- [DO THIS]: Set down each entry from the block beneath, exactly as written.

- [EXERCISE MATERIAL]:
- - - - -

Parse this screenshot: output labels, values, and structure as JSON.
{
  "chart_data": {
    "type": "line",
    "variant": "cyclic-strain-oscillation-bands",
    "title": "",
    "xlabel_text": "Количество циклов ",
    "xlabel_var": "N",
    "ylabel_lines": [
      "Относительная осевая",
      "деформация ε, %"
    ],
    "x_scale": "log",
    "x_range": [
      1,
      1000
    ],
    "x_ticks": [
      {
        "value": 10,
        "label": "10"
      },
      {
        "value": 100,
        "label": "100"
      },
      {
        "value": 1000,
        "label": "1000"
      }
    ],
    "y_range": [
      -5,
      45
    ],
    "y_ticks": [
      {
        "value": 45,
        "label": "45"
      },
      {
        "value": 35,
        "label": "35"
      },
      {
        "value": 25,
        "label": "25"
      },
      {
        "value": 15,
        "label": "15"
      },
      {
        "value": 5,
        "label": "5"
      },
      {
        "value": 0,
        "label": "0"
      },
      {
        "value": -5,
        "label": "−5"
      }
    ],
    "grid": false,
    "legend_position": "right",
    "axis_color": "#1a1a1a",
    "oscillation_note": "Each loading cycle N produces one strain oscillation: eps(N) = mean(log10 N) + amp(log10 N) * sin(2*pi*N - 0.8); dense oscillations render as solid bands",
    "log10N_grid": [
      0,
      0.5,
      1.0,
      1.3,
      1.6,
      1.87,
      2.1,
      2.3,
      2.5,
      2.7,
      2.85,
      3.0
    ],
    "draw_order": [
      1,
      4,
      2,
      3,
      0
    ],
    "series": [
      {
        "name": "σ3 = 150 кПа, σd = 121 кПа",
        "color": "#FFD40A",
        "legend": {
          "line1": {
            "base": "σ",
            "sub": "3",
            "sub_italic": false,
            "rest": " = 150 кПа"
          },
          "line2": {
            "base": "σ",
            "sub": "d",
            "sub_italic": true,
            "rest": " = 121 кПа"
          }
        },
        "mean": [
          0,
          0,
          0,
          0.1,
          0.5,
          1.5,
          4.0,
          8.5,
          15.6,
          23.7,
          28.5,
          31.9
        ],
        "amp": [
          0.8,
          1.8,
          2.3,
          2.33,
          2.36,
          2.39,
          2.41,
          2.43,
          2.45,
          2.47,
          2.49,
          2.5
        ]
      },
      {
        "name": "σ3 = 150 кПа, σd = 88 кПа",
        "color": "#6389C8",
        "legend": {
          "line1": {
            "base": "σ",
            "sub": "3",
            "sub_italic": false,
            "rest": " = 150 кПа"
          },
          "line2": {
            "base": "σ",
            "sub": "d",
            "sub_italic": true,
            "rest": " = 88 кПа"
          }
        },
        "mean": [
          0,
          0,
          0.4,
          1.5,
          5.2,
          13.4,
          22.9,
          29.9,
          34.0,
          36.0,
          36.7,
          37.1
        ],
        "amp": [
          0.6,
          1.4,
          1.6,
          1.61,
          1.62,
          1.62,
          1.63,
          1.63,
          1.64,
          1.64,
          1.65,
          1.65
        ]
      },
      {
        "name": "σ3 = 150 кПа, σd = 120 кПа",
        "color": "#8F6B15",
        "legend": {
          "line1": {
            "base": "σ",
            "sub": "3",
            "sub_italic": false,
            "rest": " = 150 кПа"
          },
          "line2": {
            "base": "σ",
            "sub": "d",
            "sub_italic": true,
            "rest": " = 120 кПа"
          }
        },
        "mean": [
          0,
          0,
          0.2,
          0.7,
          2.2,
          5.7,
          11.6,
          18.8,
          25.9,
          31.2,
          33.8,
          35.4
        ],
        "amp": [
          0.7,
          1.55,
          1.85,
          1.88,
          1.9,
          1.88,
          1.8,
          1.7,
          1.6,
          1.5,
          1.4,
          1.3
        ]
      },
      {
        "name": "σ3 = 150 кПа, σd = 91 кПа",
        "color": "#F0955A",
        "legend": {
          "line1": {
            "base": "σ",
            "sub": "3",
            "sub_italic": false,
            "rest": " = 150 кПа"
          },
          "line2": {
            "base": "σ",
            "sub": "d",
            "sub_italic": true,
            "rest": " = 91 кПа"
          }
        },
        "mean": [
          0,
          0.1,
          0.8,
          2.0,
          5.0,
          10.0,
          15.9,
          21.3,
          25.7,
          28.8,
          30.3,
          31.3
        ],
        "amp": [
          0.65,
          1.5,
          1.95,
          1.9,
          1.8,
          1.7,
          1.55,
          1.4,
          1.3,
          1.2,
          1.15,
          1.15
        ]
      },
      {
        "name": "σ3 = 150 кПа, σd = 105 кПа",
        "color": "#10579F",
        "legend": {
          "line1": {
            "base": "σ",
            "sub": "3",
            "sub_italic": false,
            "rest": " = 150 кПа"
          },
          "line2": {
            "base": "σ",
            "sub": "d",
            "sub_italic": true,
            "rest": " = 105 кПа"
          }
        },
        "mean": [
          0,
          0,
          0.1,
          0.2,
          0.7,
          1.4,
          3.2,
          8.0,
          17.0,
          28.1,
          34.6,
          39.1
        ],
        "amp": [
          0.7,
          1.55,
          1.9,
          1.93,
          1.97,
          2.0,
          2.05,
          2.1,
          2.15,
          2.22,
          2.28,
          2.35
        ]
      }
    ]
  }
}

- - - - -

- [COMPLETED TASK]:
Parse this screenshot: output labels, values, and structure as JSON.
{
  "chart_data": {
    "type": "line",
    "variant": "cyclic-strain-oscillation-bands",
    "title": "",
    "xlabel_text": "Количество циклов ",
    "xlabel_var": "N",
    "ylabel_lines": [
      "Относительная осевая",
      "деформация ε, %"
    ],
    "x_scale": "log",
    "x_range": [
      1,
      1000
    ],
    "x_ticks": [
      {
        "value": 10,
        "label": "10"
      },
      {
        "value": 100,
        "label": "100"
      },
      {
        "value": 1000,
        "label": "1000"
      }
    ],
    "y_range": [
      -5,
      45
    ],
    "y_ticks": [
      {
        "value": 45,
        "label": "45"
      },
      {
        "value": 35,
        "label": "35"
      },
      {
        "value": 25,
        "label": "25"
      },
      {
        "value": 15,
        "label": "15"
      },
      {
        "value": 5,
        "label": "5"
      },
      {
        "value": 0,
        "label": "0"
      },
      {
        "value": -5,
        "label": "−5"
      }
    ],
    "grid": false,
    "legend_position": "right",
    "axis_color": "#1a1a1a",
    "oscillation_note": "Each loading cycle N produces one strain oscillation: eps(N) = mean(log10 N) + amp(log10 N) * sin(2*pi*N - 0.8); dense oscillations render as solid bands",
    "log10N_grid": [
      0,
      0.5,
      1.0,
      1.3,
      1.6,
      1.87,
      2.1,
      2.3,
      2.5,
      2.7,
      2.85,
      3.0
    ],
    "draw_order": [
      1,
      4,
      2,
      3,
      0
    ],
    "series": [
      {
        "name": "σ3 = 150 кПа, σd = 121 кПа",
        "color": "#FFD40A",
        "legend": {
          "line1": {
            "base": "σ",
            "sub": "3",
            "sub_italic": false,
            "rest": " = 150 кПа"
          },
          "line2": {
            "base": "σ",
            "sub": "d",
            "sub_italic": true,
            "rest": " = 121 кПа"
          }
        },
        "mean": [
          0,
          0,
          0,
          0.1,
          0.5,
          1.5,
          4.0,
          8.5,
          15.6,
          23.7,
          28.5,
          31.9
        ],
        "amp": [
          0.8,
          1.8,
          2.3,
          2.33,
          2.36,
          2.39,
          2.41,
          2.43,
          2.45,
          2.47,
          2.49,
          2.5
        ]
      },
      {
        "name": "σ3 = 150 кПа, σd = 88 кПа",
        "color": "#6389C8",
        "legend": {
          "line1": {
            "base": "σ",
            "sub": "3",
            "sub_italic": false,
            "rest": " = 150 кПа"
          },
          "line2": {
            "base": "σ",
            "sub": "d",
            "sub_italic": true,
            "rest": " = 88 кПа"
          }
        },
        "mean": [
          0,
          0,
          0.4,
          1.5,
          5.2,
          13.4,
          22.9,
          29.9,
          34.0,
          36.0,
          36.7,
          37.1
        ],
        "amp": [
          0.6,
          1.4,
          1.6,
          1.61,
          1.62,
          1.62,
          1.63,
          1.63,
          1.64,
          1.64,
          1.65,
          1.65
        ]
      },
      {
        "name": "σ3 = 150 кПа, σd = 120 кПа",
        "color": "#8F6B15",
        "legend": {
          "line1": {
            "base": "σ",
            "sub": "3",
            "sub_italic": false,
            "rest": " = 150 кПа"
          },
          "line2": {
            "base": "σ",
            "sub": "d",
            "sub_italic": true,
            "rest": " = 120 кПа"
          }
        },
        "mean": [
          0,
          0,
          0.2,
          0.7,
          2.2,
          5.7,
          11.6,
          18.8,
          25.9,
          31.2,
          33.8,
          35.4
        ],
        "amp": [
          0.7,
          1.55,
          1.85,
          1.88,
          1.9,
          1.88,
          1.8,
          1.7,
          1.6,
          1.5,
          1.4,
          1.3
        ]
      },
      {
        "name": "σ3 = 150 кПа, σd = 91 кПа",
        "color": "#F0955A",
        "legend": {
          "line1": {
            "base": "σ",
            "sub": "3",
            "sub_italic": false,
            "rest": " = 150 кПа"
          },
          "line2": {
            "base": "σ",
            "sub": "d",
            "sub_italic": true,
            "rest": " = 91 кПа"
          }
        },
        "mean": [
          0,
          0.1,
          0.8,
          2.0,
          5.0,
          10.0,
          15.9,
          21.3,
          25.7,
          28.8,
          30.3,
          31.3
        ],
        "amp": [
          0.65,
          1.5,
          1.95,
          1.9,
          1.8,
          1.7,
          1.55,
          1.4,
          1.3,
          1.2,
          1.15,
          1.15
        ]
      },
      {
        "name": "σ3 = 150 кПа, σd = 105 кПа",
        "color": "#10579F",
        "legend": {
          "line1": {
            "base": "σ",
            "sub": "3",
            "sub_italic": false,
            "rest": " = 150 кПа"
          },
          "line2": {
            "base": "σ",
            "sub": "d",
            "sub_italic": true,
            "rest": " = 105 кПа"
          }
        },
        "mean": [
          0,
          0,
          0.1,
          0.2,
          0.7,
          1.4,
          3.2,
          8.0,
          17.0,
          28.1,
          34.6,
          39.1
        ],
        "amp": [
          0.7,
          1.55,
          1.9,
          1.93,
          1.97,
          2.0,
          2.05,
          2.1,
          2.15,
          2.22,
          2.28,
          2.35
        ]
      }
    ]
  }
}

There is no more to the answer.